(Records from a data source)
** start **
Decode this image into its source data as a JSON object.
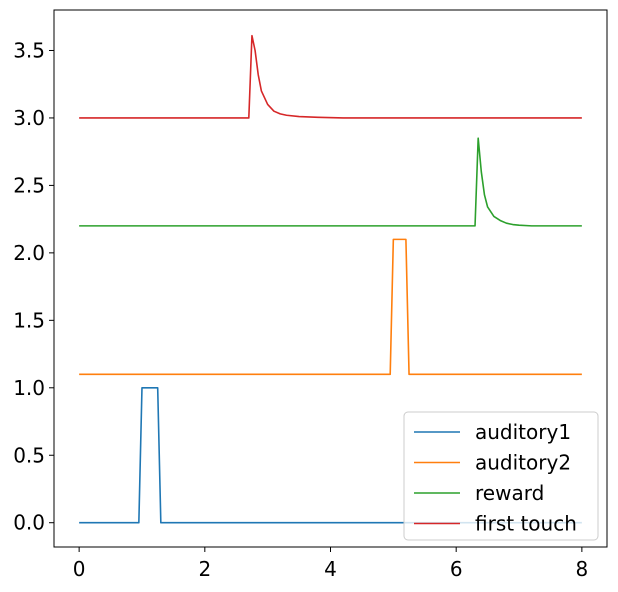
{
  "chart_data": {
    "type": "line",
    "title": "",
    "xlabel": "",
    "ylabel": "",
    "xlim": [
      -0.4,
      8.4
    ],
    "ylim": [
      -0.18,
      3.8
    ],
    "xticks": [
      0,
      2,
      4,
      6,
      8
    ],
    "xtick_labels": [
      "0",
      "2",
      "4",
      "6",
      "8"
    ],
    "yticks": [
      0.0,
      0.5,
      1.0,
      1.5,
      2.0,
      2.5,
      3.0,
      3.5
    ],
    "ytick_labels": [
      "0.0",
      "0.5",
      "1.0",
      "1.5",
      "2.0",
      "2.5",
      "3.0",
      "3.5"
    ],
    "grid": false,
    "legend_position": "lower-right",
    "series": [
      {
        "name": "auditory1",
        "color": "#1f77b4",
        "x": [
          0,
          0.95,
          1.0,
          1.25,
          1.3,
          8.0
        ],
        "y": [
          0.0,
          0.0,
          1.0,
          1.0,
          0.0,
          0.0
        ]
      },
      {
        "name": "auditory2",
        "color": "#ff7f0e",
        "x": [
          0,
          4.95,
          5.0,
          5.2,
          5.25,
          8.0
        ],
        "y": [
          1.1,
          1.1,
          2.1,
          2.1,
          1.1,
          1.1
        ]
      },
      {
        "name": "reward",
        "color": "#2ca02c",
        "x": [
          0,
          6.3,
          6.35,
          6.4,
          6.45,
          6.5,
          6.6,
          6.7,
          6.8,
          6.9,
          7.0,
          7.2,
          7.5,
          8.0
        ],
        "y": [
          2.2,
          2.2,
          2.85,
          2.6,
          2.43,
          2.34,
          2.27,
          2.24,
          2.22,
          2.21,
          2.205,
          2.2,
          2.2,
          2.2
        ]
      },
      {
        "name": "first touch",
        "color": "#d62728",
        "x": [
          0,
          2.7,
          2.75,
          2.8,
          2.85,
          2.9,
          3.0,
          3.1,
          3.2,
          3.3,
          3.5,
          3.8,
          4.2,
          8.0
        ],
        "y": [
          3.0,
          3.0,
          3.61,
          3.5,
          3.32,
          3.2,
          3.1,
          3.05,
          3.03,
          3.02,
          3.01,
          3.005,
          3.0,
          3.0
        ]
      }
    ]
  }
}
** end **
** start **
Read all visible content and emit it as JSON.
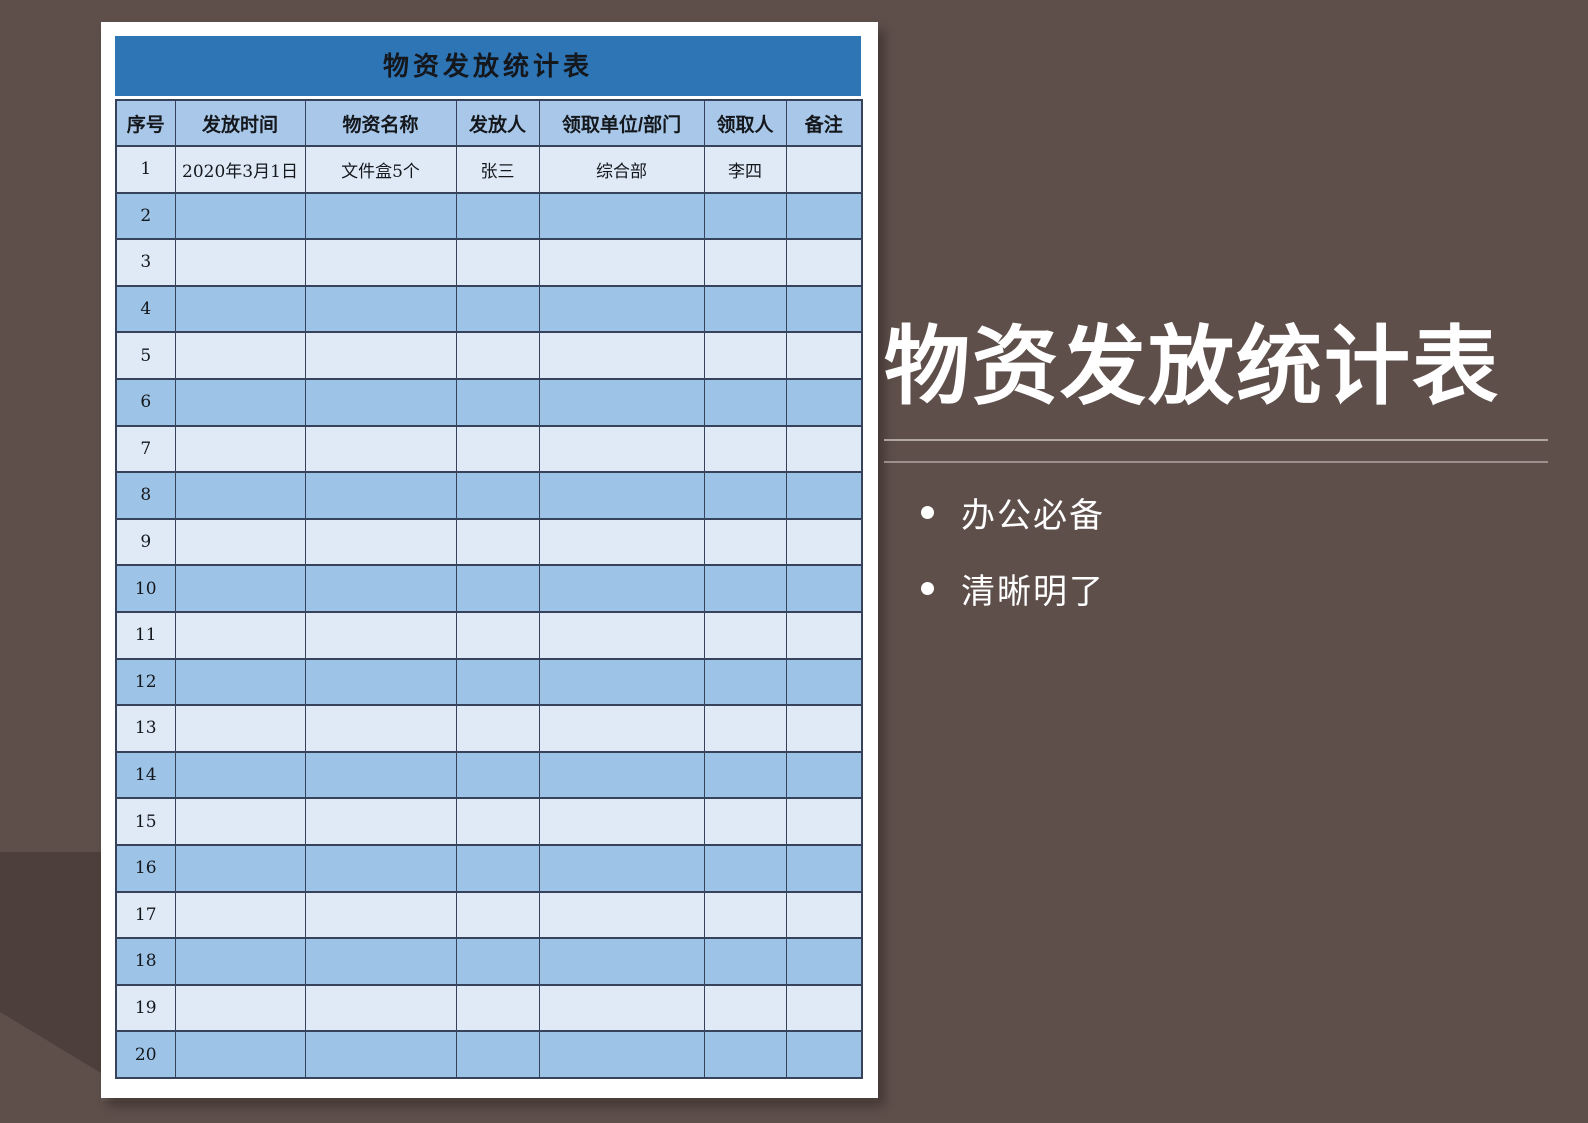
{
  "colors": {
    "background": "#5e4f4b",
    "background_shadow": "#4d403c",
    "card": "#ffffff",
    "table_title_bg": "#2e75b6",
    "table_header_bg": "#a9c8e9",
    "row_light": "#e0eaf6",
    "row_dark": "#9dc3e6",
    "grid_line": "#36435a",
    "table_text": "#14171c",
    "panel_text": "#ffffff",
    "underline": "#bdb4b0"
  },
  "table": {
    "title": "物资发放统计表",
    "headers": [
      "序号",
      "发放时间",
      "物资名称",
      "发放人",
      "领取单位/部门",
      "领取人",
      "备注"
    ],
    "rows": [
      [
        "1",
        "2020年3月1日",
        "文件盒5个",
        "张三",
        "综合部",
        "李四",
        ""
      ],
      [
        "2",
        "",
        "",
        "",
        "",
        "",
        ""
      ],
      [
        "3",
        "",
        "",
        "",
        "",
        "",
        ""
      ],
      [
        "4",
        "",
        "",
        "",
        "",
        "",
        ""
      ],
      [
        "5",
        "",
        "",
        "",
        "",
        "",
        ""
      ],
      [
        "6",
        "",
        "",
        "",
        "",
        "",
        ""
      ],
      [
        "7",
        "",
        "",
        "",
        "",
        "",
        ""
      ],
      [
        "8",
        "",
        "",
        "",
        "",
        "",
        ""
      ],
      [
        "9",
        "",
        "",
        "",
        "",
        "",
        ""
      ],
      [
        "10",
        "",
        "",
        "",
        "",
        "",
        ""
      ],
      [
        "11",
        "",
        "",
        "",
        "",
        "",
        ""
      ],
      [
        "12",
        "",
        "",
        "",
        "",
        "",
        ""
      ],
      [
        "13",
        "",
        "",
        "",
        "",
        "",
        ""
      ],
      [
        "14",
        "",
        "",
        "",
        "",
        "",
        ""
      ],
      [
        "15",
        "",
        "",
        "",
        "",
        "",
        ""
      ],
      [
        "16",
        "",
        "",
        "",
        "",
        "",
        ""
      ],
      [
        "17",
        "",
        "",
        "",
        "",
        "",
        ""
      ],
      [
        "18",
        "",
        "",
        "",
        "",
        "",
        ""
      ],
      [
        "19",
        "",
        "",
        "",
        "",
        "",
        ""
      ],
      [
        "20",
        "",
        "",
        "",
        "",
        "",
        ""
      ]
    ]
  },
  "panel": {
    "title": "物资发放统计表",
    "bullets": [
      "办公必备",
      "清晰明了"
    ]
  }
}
** end **
** start **
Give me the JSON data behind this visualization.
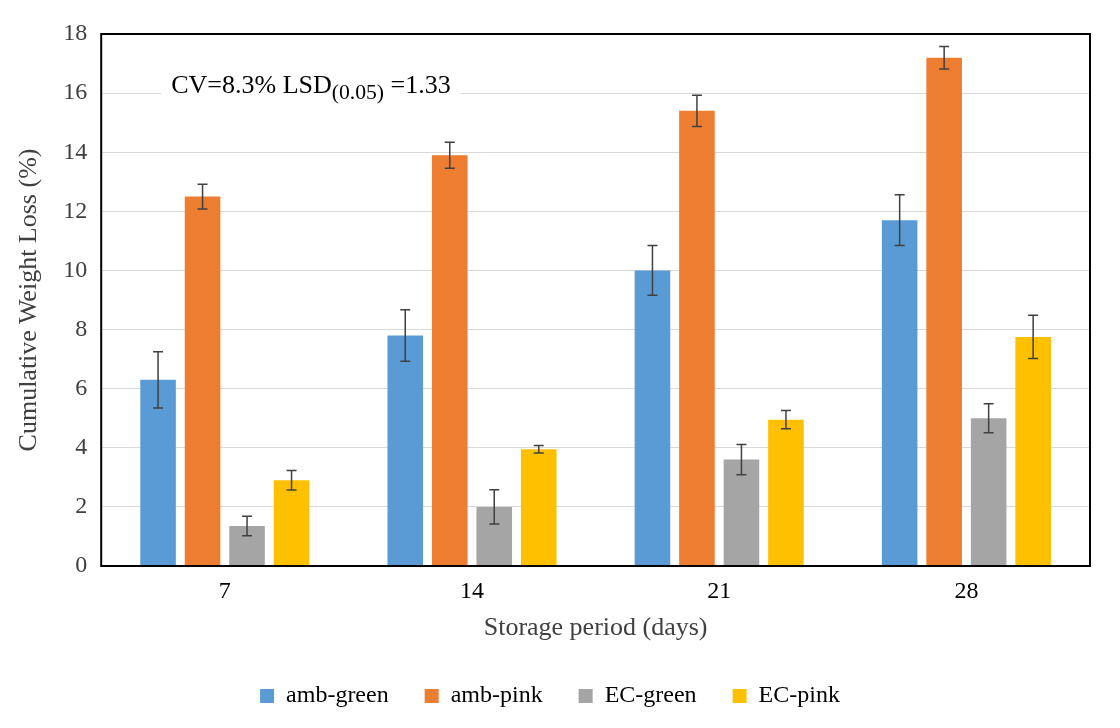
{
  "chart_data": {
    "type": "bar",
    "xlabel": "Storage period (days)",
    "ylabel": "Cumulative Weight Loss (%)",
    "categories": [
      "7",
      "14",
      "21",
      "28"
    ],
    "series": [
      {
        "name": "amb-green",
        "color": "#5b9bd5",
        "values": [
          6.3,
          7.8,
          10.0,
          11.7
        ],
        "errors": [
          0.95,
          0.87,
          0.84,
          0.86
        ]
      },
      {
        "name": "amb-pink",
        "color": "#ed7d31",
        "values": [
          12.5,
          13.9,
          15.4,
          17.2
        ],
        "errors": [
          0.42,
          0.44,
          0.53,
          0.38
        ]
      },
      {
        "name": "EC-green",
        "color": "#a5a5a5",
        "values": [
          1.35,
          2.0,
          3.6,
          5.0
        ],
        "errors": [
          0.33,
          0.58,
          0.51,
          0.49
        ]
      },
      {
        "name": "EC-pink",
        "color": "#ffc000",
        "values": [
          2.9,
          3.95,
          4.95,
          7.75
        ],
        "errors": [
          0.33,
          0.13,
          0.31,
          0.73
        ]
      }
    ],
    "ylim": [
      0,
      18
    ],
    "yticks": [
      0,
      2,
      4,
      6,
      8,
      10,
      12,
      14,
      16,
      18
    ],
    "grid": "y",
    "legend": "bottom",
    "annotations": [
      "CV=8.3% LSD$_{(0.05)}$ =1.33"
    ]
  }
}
** end **
▶ _WHAT IS EXPECTED_: From the entries above, collect every line with the string "name" in it.

▶ _SOLUTION TO THE PROBLEM_:
        "name": "auditory1",
        "name": "auditory2",
        "name": "reward",
        "name": "first touch",
        "name": "amb-green",
        "name": "amb-pink",
        "name": "EC-green",
        "name": "EC-pink",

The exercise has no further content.